EXERCISE PROMPT ::
Retype all the records with nothing changed.

━━━━━ DATA FOR PROCESSING

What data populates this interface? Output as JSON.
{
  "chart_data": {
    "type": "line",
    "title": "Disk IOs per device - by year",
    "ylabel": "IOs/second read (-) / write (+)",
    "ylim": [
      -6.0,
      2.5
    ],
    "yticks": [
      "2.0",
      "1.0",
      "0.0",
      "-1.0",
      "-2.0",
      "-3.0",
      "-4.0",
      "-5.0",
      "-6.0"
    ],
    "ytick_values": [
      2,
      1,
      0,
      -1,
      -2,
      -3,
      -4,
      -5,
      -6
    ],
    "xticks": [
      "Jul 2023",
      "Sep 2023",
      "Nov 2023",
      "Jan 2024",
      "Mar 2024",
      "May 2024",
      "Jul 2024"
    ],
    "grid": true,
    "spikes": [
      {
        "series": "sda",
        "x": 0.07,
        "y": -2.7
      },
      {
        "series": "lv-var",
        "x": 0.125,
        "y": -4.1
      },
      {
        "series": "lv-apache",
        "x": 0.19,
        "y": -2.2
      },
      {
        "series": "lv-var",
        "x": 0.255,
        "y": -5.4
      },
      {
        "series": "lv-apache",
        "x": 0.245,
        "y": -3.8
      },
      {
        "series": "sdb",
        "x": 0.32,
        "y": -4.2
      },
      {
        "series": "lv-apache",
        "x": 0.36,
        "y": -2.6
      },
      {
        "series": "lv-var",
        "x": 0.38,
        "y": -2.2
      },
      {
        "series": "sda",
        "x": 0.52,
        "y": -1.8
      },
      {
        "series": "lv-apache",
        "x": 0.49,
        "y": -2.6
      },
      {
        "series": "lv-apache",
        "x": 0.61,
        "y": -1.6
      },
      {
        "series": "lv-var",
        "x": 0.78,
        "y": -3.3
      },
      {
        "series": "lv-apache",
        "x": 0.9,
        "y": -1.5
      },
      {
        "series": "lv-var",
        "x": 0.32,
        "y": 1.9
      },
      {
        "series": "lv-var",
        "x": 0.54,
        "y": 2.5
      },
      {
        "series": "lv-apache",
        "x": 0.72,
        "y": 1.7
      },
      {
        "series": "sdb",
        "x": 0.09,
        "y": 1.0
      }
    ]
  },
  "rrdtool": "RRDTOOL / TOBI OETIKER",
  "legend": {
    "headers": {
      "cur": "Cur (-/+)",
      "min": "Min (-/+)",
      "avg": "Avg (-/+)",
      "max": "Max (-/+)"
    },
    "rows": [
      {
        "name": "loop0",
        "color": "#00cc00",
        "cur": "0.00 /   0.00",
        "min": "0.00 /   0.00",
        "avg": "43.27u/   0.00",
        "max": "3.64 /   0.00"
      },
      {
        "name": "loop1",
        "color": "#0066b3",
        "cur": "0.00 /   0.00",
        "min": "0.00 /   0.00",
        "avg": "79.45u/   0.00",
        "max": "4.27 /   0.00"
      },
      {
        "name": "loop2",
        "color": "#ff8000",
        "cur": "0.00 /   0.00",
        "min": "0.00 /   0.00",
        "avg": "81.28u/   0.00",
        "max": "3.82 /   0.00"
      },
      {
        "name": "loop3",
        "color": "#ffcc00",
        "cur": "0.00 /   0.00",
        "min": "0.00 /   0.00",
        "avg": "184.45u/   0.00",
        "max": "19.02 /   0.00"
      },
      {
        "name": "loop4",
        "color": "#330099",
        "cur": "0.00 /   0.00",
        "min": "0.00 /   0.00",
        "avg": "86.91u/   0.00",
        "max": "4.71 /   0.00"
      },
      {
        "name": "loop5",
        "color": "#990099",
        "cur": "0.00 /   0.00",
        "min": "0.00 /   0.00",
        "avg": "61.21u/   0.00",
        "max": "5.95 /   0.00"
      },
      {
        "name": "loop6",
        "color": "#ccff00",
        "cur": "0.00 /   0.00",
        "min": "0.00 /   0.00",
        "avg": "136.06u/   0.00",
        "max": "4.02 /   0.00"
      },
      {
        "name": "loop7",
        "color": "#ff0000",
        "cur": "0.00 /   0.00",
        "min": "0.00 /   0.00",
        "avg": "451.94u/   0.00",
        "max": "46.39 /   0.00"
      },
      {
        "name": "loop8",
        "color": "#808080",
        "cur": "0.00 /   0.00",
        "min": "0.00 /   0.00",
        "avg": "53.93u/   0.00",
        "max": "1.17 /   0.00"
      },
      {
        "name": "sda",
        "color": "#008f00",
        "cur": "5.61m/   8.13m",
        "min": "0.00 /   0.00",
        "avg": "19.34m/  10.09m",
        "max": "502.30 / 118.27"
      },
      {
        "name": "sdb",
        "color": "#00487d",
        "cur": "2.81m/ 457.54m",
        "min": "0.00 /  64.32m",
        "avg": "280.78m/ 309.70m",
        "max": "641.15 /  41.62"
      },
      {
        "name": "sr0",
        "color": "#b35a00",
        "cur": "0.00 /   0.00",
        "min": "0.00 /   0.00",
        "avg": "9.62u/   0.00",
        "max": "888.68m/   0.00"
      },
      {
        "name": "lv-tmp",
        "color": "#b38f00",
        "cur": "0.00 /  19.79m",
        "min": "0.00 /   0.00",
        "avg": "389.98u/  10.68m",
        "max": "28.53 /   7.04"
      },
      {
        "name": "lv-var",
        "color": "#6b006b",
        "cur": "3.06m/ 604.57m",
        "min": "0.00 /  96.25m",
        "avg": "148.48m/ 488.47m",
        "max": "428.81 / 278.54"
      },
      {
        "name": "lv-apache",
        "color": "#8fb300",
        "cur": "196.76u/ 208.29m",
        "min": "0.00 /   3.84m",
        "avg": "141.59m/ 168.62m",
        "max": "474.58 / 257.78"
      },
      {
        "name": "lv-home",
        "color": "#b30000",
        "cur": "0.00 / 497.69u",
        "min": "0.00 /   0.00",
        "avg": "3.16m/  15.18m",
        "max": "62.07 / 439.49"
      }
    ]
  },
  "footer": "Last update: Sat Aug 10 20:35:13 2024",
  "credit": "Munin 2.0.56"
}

━━━━━━━━━━

REPLY ::
What data populates this interface? Output as JSON.
{
  "chart_data": {
    "type": "line",
    "title": "Disk IOs per device - by year",
    "ylabel": "IOs/second read (-) / write (+)",
    "ylim": [
      -6.0,
      2.5
    ],
    "yticks": [
      "2.0",
      "1.0",
      "0.0",
      "-1.0",
      "-2.0",
      "-3.0",
      "-4.0",
      "-5.0",
      "-6.0"
    ],
    "ytick_values": [
      2,
      1,
      0,
      -1,
      -2,
      -3,
      -4,
      -5,
      -6
    ],
    "xticks": [
      "Jul 2023",
      "Sep 2023",
      "Nov 2023",
      "Jan 2024",
      "Mar 2024",
      "May 2024",
      "Jul 2024"
    ],
    "grid": true,
    "spikes": [
      {
        "series": "sda",
        "x": 0.07,
        "y": -2.7
      },
      {
        "series": "lv-var",
        "x": 0.125,
        "y": -4.1
      },
      {
        "series": "lv-apache",
        "x": 0.19,
        "y": -2.2
      },
      {
        "series": "lv-var",
        "x": 0.255,
        "y": -5.4
      },
      {
        "series": "lv-apache",
        "x": 0.245,
        "y": -3.8
      },
      {
        "series": "sdb",
        "x": 0.32,
        "y": -4.2
      },
      {
        "series": "lv-apache",
        "x": 0.36,
        "y": -2.6
      },
      {
        "series": "lv-var",
        "x": 0.38,
        "y": -2.2
      },
      {
        "series": "sda",
        "x": 0.52,
        "y": -1.8
      },
      {
        "series": "lv-apache",
        "x": 0.49,
        "y": -2.6
      },
      {
        "series": "lv-apache",
        "x": 0.61,
        "y": -1.6
      },
      {
        "series": "lv-var",
        "x": 0.78,
        "y": -3.3
      },
      {
        "series": "lv-apache",
        "x": 0.9,
        "y": -1.5
      },
      {
        "series": "lv-var",
        "x": 0.32,
        "y": 1.9
      },
      {
        "series": "lv-var",
        "x": 0.54,
        "y": 2.5
      },
      {
        "series": "lv-apache",
        "x": 0.72,
        "y": 1.7
      },
      {
        "series": "sdb",
        "x": 0.09,
        "y": 1.0
      }
    ]
  },
  "rrdtool": "RRDTOOL / TOBI OETIKER",
  "legend": {
    "headers": {
      "cur": "Cur (-/+)",
      "min": "Min (-/+)",
      "avg": "Avg (-/+)",
      "max": "Max (-/+)"
    },
    "rows": [
      {
        "name": "loop0",
        "color": "#00cc00",
        "cur": "0.00 /   0.00",
        "min": "0.00 /   0.00",
        "avg": "43.27u/   0.00",
        "max": "3.64 /   0.00"
      },
      {
        "name": "loop1",
        "color": "#0066b3",
        "cur": "0.00 /   0.00",
        "min": "0.00 /   0.00",
        "avg": "79.45u/   0.00",
        "max": "4.27 /   0.00"
      },
      {
        "name": "loop2",
        "color": "#ff8000",
        "cur": "0.00 /   0.00",
        "min": "0.00 /   0.00",
        "avg": "81.28u/   0.00",
        "max": "3.82 /   0.00"
      },
      {
        "name": "loop3",
        "color": "#ffcc00",
        "cur": "0.00 /   0.00",
        "min": "0.00 /   0.00",
        "avg": "184.45u/   0.00",
        "max": "19.02 /   0.00"
      },
      {
        "name": "loop4",
        "color": "#330099",
        "cur": "0.00 /   0.00",
        "min": "0.00 /   0.00",
        "avg": "86.91u/   0.00",
        "max": "4.71 /   0.00"
      },
      {
        "name": "loop5",
        "color": "#990099",
        "cur": "0.00 /   0.00",
        "min": "0.00 /   0.00",
        "avg": "61.21u/   0.00",
        "max": "5.95 /   0.00"
      },
      {
        "name": "loop6",
        "color": "#ccff00",
        "cur": "0.00 /   0.00",
        "min": "0.00 /   0.00",
        "avg": "136.06u/   0.00",
        "max": "4.02 /   0.00"
      },
      {
        "name": "loop7",
        "color": "#ff0000",
        "cur": "0.00 /   0.00",
        "min": "0.00 /   0.00",
        "avg": "451.94u/   0.00",
        "max": "46.39 /   0.00"
      },
      {
        "name": "loop8",
        "color": "#808080",
        "cur": "0.00 /   0.00",
        "min": "0.00 /   0.00",
        "avg": "53.93u/   0.00",
        "max": "1.17 /   0.00"
      },
      {
        "name": "sda",
        "color": "#008f00",
        "cur": "5.61m/   8.13m",
        "min": "0.00 /   0.00",
        "avg": "19.34m/  10.09m",
        "max": "502.30 / 118.27"
      },
      {
        "name": "sdb",
        "color": "#00487d",
        "cur": "2.81m/ 457.54m",
        "min": "0.00 /  64.32m",
        "avg": "280.78m/ 309.70m",
        "max": "641.15 /  41.62"
      },
      {
        "name": "sr0",
        "color": "#b35a00",
        "cur": "0.00 /   0.00",
        "min": "0.00 /   0.00",
        "avg": "9.62u/   0.00",
        "max": "888.68m/   0.00"
      },
      {
        "name": "lv-tmp",
        "color": "#b38f00",
        "cur": "0.00 /  19.79m",
        "min": "0.00 /   0.00",
        "avg": "389.98u/  10.68m",
        "max": "28.53 /   7.04"
      },
      {
        "name": "lv-var",
        "color": "#6b006b",
        "cur": "3.06m/ 604.57m",
        "min": "0.00 /  96.25m",
        "avg": "148.48m/ 488.47m",
        "max": "428.81 / 278.54"
      },
      {
        "name": "lv-apache",
        "color": "#8fb300",
        "cur": "196.76u/ 208.29m",
        "min": "0.00 /   3.84m",
        "avg": "141.59m/ 168.62m",
        "max": "474.58 / 257.78"
      },
      {
        "name": "lv-home",
        "color": "#b30000",
        "cur": "0.00 / 497.69u",
        "min": "0.00 /   0.00",
        "avg": "3.16m/  15.18m",
        "max": "62.07 / 439.49"
      }
    ]
  },
  "footer": "Last update: Sat Aug 10 20:35:13 2024",
  "credit": "Munin 2.0.56"
}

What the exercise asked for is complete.